Items from a dataset
* Start *

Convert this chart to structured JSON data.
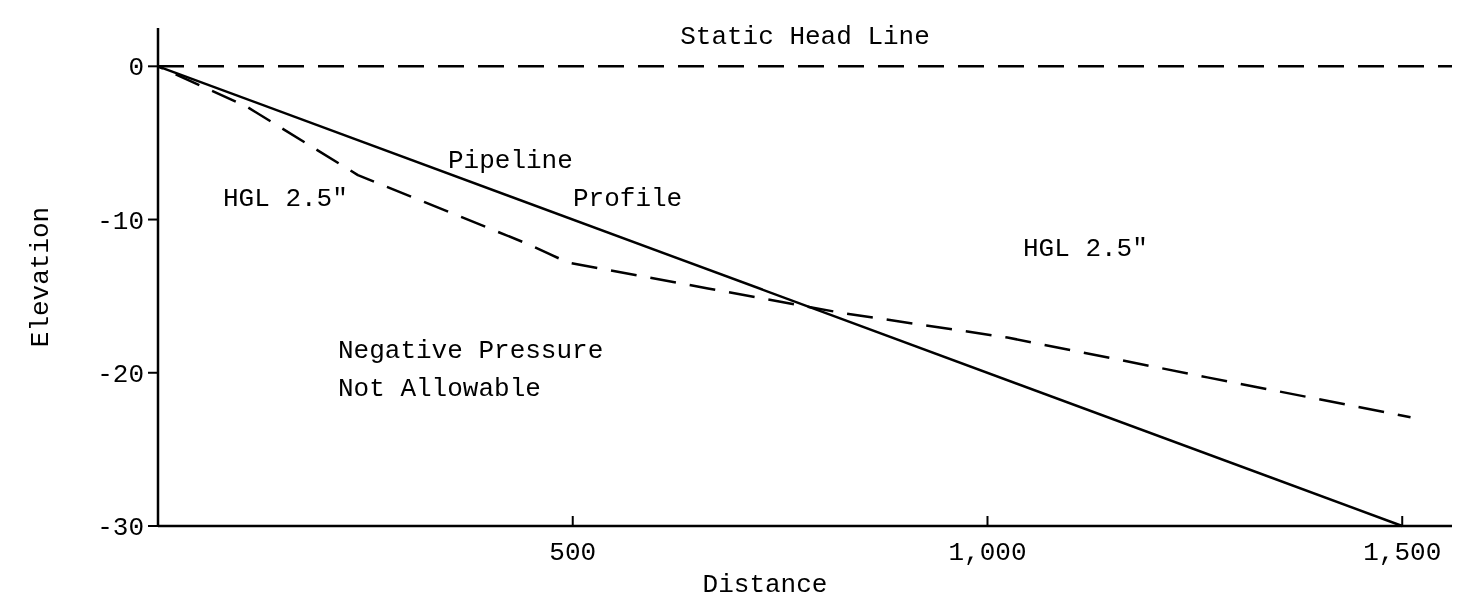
{
  "chart_data": {
    "type": "line",
    "xlabel": "Distance",
    "ylabel": "Elevation",
    "xlim": [
      0,
      1560
    ],
    "ylim": [
      -30,
      2.5
    ],
    "xticks": [
      500,
      {
        "value": 1000,
        "label": "1,000"
      },
      {
        "value": 1500,
        "label": "1,500"
      }
    ],
    "yticks": [
      0,
      -10,
      -20,
      -30
    ],
    "grid": false,
    "series": [
      {
        "color": "#000000",
        "line_style": "solid",
        "x": [
          0,
          1500
        ],
        "values": [
          0,
          -30
        ]
      },
      {
        "color": "#000000",
        "line_style": "dashed",
        "x": [
          0,
          106,
          241,
          446,
          494,
          663,
          825,
          1024,
          1265,
          1510
        ],
        "values": [
          0,
          -2.6,
          -7.1,
          -11.6,
          -12.8,
          -14.5,
          -16.1,
          -17.7,
          -20.3,
          -22.9
        ]
      }
    ],
    "ref_lines": [
      {
        "axis": "y",
        "value": 0,
        "label": "Static Head Line",
        "color": "#000000",
        "line_style": "dashed"
      }
    ],
    "annotations": [
      "Pipeline\nProfile",
      "HGL 2.5\"",
      "HGL 2.5\"",
      "Negative Pressure\nNot Allowable"
    ]
  }
}
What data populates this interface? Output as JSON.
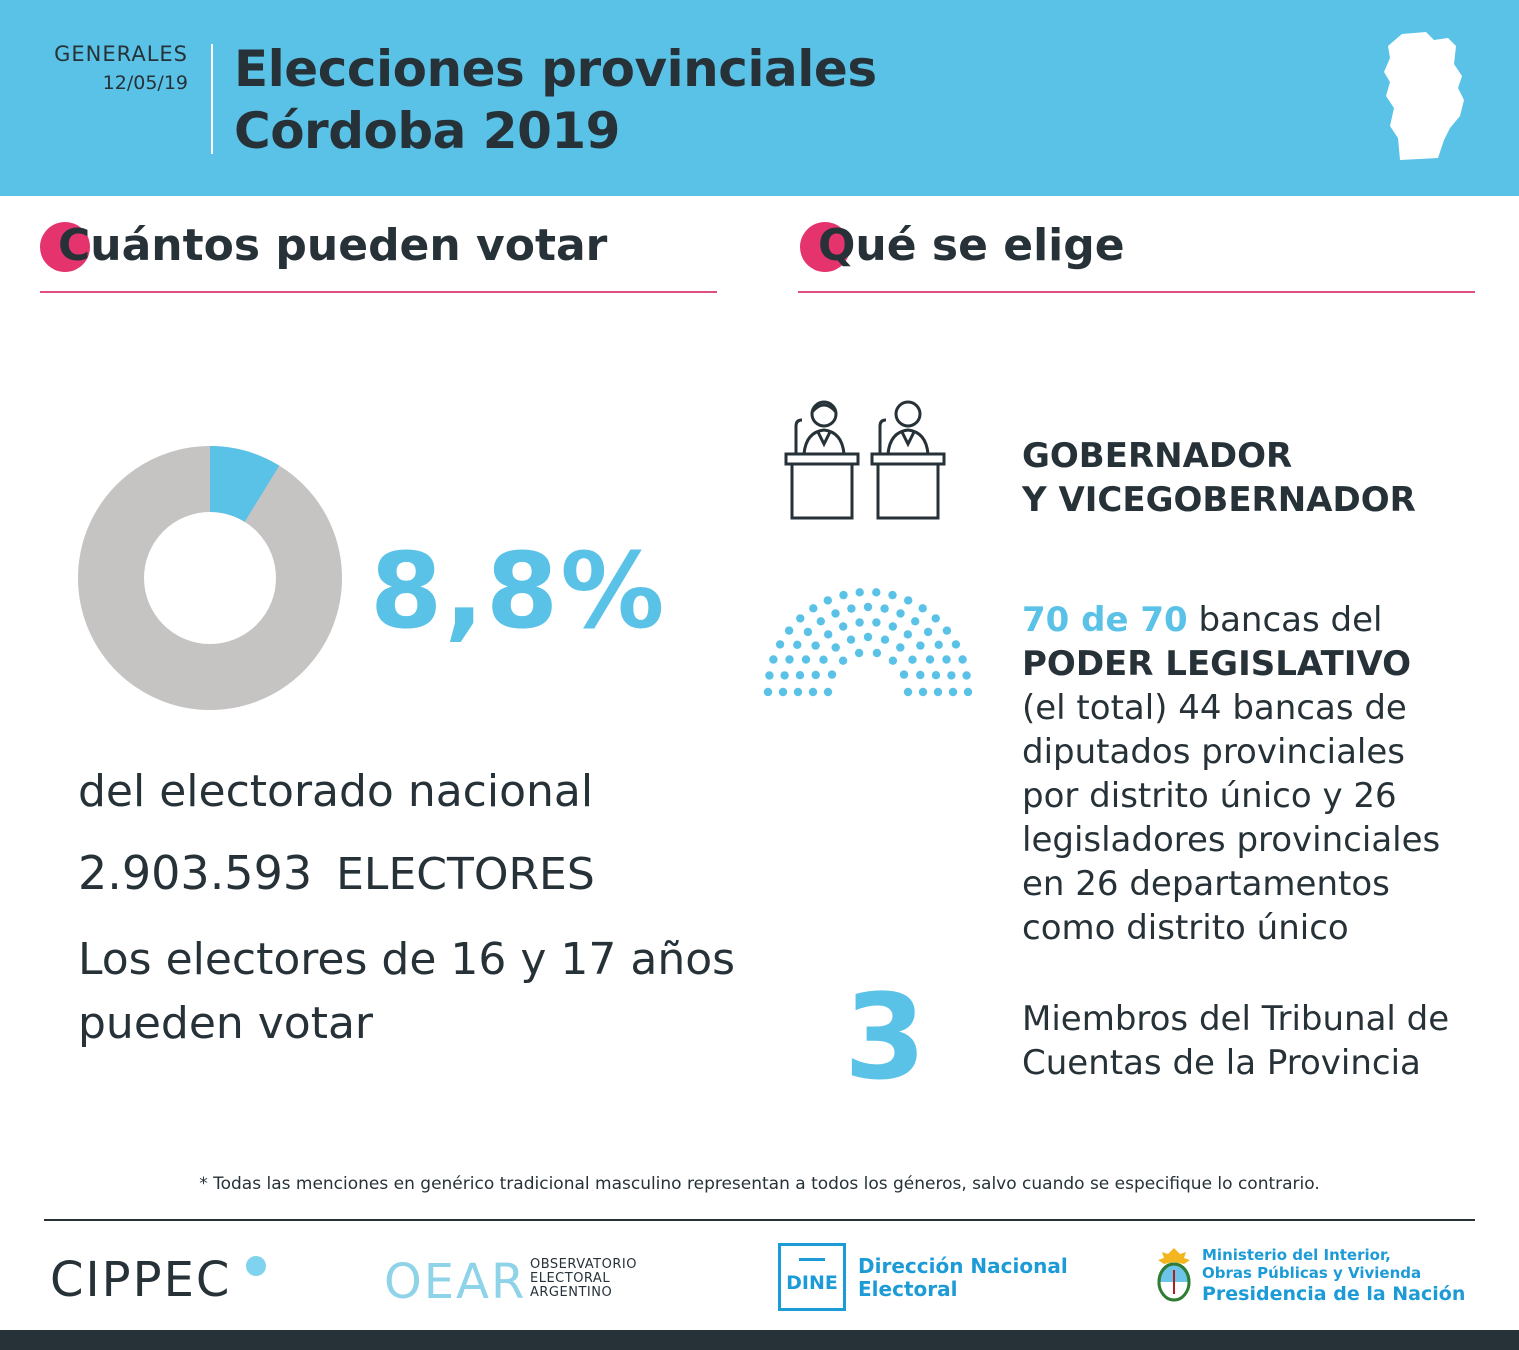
{
  "header": {
    "election_type": "GENERALES",
    "date": "12/05/19",
    "title_line1": "Elecciones provinciales",
    "title_line2": "Córdoba 2019",
    "map_icon": "cordoba-province-map-icon"
  },
  "left": {
    "heading": "Cuántos pueden votar",
    "percentage": "8,8%",
    "percentage_value": 8.8,
    "subtitle": "del electorado nacional",
    "electors_number": "2.903.593",
    "electors_label": "ELECTORES",
    "youth_line1": "Los electores de 16 y 17 años",
    "youth_line2": "pueden votar"
  },
  "right": {
    "heading": "Qué se elige",
    "governor_line1": "GOBERNADOR",
    "governor_line2": "Y VICEGOBERNADOR",
    "legislative_count": "70 de 70",
    "legislative_suffix": " bancas del",
    "legislative_line2": "PODER LEGISLATIVO",
    "legislative_line3": "(el total) 44 bancas de",
    "legislative_line4": "diputados provinciales",
    "legislative_line5": "por distrito único y 26",
    "legislative_line6": "legisladores provinciales",
    "legislative_line7": "en 26 departamentos",
    "legislative_line8": "como distrito único",
    "tribunal_count": "3",
    "tribunal_line1": "Miembros del Tribunal de",
    "tribunal_line2": "Cuentas de la Provincia"
  },
  "footer": {
    "note": "* Todas las menciones en genérico tradicional masculino representan a todos los géneros, salvo cuando se especifique lo contrario.",
    "cippec": "CIPPEC",
    "oear": "OEAR",
    "oear_sub1": "OBSERVATORIO",
    "oear_sub2": "ELECTORAL",
    "oear_sub3": "ARGENTINO",
    "dine_abbr": "DINE",
    "dine_line1": "Dirección Nacional",
    "dine_line2": "Electoral",
    "ministry_line1": "Ministerio del Interior,",
    "ministry_line2": "Obras Públicas y Vivienda",
    "presidency": "Presidencia de la Nación"
  },
  "colors": {
    "header_bg": "#5bc2e7",
    "accent_blue": "#5bc2e7",
    "accent_pink": "#e5336e",
    "donut_gray": "#c6c3c3",
    "text_dark": "#263238"
  }
}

* End *

### Your task
Repeat the full listing above exactly, with no pictures in the copy.

### Task answer
Convert this chart to structured JSON data.
{
  "chart_data": {
    "type": "line",
    "xlabel": "Distance",
    "ylabel": "Elevation",
    "xlim": [
      0,
      1560
    ],
    "ylim": [
      -30,
      2.5
    ],
    "xticks": [
      500,
      {
        "value": 1000,
        "label": "1,000"
      },
      {
        "value": 1500,
        "label": "1,500"
      }
    ],
    "yticks": [
      0,
      -10,
      -20,
      -30
    ],
    "grid": false,
    "series": [
      {
        "color": "#000000",
        "line_style": "solid",
        "x": [
          0,
          1500
        ],
        "values": [
          0,
          -30
        ]
      },
      {
        "color": "#000000",
        "line_style": "dashed",
        "x": [
          0,
          106,
          241,
          446,
          494,
          663,
          825,
          1024,
          1265,
          1510
        ],
        "values": [
          0,
          -2.6,
          -7.1,
          -11.6,
          -12.8,
          -14.5,
          -16.1,
          -17.7,
          -20.3,
          -22.9
        ]
      }
    ],
    "ref_lines": [
      {
        "axis": "y",
        "value": 0,
        "label": "Static Head Line",
        "color": "#000000",
        "line_style": "dashed"
      }
    ],
    "annotations": [
      "Pipeline\nProfile",
      "HGL 2.5\"",
      "HGL 2.5\"",
      "Negative Pressure\nNot Allowable"
    ]
  }
}
What data populates this interface? Output as JSON.
{
  "header": {
    "election_type": "GENERALES",
    "date": "12/05/19",
    "title_line1": "Elecciones provinciales",
    "title_line2": "Córdoba 2019",
    "map_icon": "cordoba-province-map-icon"
  },
  "left": {
    "heading": "Cuántos pueden votar",
    "percentage": "8,8%",
    "percentage_value": 8.8,
    "subtitle": "del electorado nacional",
    "electors_number": "2.903.593",
    "electors_label": "ELECTORES",
    "youth_line1": "Los electores de 16 y 17 años",
    "youth_line2": "pueden votar"
  },
  "right": {
    "heading": "Qué se elige",
    "governor_line1": "GOBERNADOR",
    "governor_line2": "Y VICEGOBERNADOR",
    "legislative_count": "70 de 70",
    "legislative_suffix": " bancas del",
    "legislative_line2": "PODER LEGISLATIVO",
    "legislative_line3": "(el total) 44 bancas de",
    "legislative_line4": "diputados provinciales",
    "legislative_line5": "por distrito único y 26",
    "legislative_line6": "legisladores provinciales",
    "legislative_line7": "en 26 departamentos",
    "legislative_line8": "como distrito único",
    "tribunal_count": "3",
    "tribunal_line1": "Miembros del Tribunal de",
    "tribunal_line2": "Cuentas de la Provincia"
  },
  "footer": {
    "note": "* Todas las menciones en genérico tradicional masculino representan a todos los géneros, salvo cuando se especifique lo contrario.",
    "cippec": "CIPPEC",
    "oear": "OEAR",
    "oear_sub1": "OBSERVATORIO",
    "oear_sub2": "ELECTORAL",
    "oear_sub3": "ARGENTINO",
    "dine_abbr": "DINE",
    "dine_line1": "Dirección Nacional",
    "dine_line2": "Electoral",
    "ministry_line1": "Ministerio del Interior,",
    "ministry_line2": "Obras Públicas y Vivienda",
    "presidency": "Presidencia de la Nación"
  },
  "colors": {
    "header_bg": "#5bc2e7",
    "accent_blue": "#5bc2e7",
    "accent_pink": "#e5336e",
    "donut_gray": "#c6c3c3",
    "text_dark": "#263238"
  }
}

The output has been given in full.